— start Dataset rows —

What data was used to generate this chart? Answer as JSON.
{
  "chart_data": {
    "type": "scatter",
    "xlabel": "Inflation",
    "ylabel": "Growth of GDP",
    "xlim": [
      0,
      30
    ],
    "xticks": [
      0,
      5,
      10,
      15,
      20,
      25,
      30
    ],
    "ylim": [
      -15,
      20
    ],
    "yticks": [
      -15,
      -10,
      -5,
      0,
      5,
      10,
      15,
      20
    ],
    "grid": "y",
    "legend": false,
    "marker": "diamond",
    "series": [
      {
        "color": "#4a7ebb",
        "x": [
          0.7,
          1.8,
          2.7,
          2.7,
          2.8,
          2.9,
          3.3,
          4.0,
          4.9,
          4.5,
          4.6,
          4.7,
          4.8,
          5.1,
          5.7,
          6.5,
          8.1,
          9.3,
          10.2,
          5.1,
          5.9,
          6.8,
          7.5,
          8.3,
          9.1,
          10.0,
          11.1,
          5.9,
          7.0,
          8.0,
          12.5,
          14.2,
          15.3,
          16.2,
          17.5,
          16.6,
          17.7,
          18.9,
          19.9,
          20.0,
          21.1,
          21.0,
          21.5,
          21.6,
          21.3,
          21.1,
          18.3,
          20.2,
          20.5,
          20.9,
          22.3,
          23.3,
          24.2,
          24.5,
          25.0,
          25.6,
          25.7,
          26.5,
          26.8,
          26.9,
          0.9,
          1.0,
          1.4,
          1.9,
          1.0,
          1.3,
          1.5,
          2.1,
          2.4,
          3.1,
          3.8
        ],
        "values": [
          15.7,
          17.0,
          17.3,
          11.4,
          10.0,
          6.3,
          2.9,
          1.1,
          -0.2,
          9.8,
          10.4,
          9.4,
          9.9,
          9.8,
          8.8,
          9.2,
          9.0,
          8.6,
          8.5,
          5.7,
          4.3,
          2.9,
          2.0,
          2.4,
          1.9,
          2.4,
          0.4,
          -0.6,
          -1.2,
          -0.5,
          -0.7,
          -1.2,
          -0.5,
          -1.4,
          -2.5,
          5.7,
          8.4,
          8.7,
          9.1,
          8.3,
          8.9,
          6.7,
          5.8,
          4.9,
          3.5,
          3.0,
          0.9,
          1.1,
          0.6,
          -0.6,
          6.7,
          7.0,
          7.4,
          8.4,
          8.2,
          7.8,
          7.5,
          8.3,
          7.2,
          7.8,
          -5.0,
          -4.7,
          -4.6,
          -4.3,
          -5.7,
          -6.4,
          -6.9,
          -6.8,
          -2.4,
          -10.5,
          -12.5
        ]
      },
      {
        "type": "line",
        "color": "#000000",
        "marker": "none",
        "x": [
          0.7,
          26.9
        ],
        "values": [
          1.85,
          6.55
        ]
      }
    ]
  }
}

— end Dataset rows —
— start Dataset rows —

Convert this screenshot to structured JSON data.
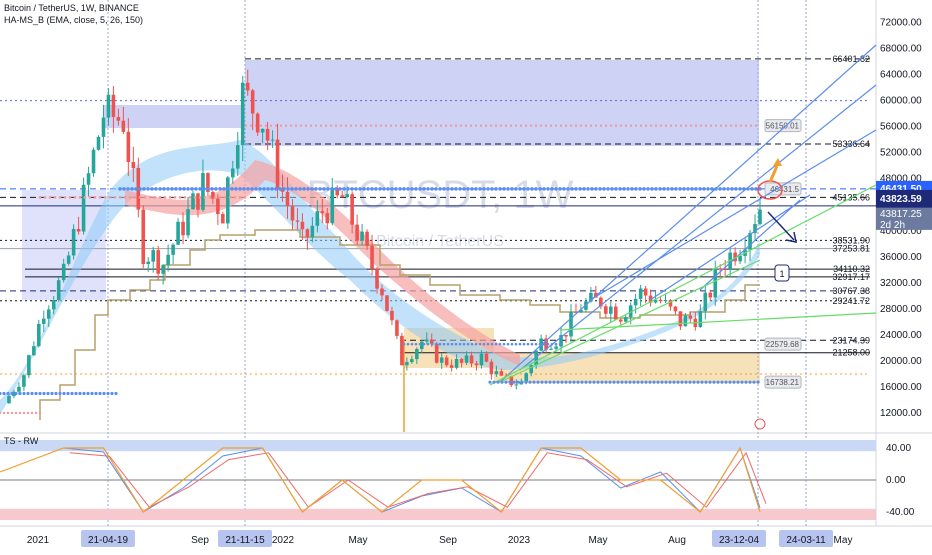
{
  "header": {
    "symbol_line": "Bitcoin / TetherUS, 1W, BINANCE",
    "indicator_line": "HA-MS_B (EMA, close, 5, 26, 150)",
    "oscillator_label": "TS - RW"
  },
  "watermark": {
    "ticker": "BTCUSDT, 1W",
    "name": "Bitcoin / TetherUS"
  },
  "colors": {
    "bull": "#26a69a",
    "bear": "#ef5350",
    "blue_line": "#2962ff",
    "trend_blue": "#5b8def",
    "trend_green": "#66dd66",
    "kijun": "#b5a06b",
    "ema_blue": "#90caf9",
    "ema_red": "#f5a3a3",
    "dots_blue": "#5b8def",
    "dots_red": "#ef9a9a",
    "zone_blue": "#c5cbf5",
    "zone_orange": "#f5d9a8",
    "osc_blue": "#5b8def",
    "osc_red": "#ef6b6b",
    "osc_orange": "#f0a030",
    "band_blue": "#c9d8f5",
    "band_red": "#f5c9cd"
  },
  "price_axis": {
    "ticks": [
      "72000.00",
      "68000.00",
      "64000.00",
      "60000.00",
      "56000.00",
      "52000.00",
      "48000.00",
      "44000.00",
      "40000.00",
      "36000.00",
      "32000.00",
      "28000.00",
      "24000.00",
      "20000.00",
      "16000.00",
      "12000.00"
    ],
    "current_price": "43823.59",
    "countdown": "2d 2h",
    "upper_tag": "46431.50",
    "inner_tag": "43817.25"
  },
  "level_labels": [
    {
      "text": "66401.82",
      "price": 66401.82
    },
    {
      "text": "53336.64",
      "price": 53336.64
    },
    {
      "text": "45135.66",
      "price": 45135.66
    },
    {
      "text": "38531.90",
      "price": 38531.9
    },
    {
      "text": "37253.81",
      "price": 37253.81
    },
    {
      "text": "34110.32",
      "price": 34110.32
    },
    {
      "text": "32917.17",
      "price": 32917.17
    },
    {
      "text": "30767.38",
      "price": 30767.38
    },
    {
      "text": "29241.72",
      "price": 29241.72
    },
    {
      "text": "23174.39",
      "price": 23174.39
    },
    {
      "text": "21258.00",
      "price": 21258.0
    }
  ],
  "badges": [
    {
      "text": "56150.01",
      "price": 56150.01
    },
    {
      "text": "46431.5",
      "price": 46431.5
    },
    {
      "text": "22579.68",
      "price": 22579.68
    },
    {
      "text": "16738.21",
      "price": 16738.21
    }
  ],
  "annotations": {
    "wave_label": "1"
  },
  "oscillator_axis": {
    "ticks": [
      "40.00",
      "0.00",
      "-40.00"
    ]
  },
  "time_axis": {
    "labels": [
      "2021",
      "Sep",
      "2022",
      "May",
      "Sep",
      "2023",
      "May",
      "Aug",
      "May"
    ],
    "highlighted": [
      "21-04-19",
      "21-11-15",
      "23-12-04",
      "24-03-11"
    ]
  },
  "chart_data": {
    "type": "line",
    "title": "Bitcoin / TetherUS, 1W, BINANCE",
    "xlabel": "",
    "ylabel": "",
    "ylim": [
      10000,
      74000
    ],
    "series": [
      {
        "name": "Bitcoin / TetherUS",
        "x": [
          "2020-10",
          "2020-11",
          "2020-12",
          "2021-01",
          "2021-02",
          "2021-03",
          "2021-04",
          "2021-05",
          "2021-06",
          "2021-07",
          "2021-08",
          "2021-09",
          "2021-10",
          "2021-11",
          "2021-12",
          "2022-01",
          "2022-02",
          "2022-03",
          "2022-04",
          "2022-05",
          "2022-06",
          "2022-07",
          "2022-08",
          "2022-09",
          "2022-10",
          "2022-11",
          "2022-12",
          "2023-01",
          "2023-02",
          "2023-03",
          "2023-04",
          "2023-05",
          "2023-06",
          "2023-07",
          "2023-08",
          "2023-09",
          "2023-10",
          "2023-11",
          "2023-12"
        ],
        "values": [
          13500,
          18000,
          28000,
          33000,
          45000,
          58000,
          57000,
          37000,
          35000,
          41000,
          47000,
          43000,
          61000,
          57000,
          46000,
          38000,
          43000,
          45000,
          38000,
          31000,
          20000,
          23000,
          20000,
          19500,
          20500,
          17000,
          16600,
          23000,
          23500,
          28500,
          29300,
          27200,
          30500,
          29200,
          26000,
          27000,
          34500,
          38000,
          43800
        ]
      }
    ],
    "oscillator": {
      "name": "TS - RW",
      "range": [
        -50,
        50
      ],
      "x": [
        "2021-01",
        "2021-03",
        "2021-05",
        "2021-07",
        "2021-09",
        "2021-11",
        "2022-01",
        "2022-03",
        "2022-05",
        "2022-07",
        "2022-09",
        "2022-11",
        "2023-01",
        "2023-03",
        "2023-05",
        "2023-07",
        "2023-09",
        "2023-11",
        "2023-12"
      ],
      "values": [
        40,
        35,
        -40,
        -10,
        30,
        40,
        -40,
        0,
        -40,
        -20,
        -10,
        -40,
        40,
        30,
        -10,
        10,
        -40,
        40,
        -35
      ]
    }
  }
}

— end Dataset rows —

Identify each line holding the string "name", and copy it out.

    "name": "Bitcoin / TetherUS"
        "name": "Bitcoin / TetherUS",
      "name": "TS - RW",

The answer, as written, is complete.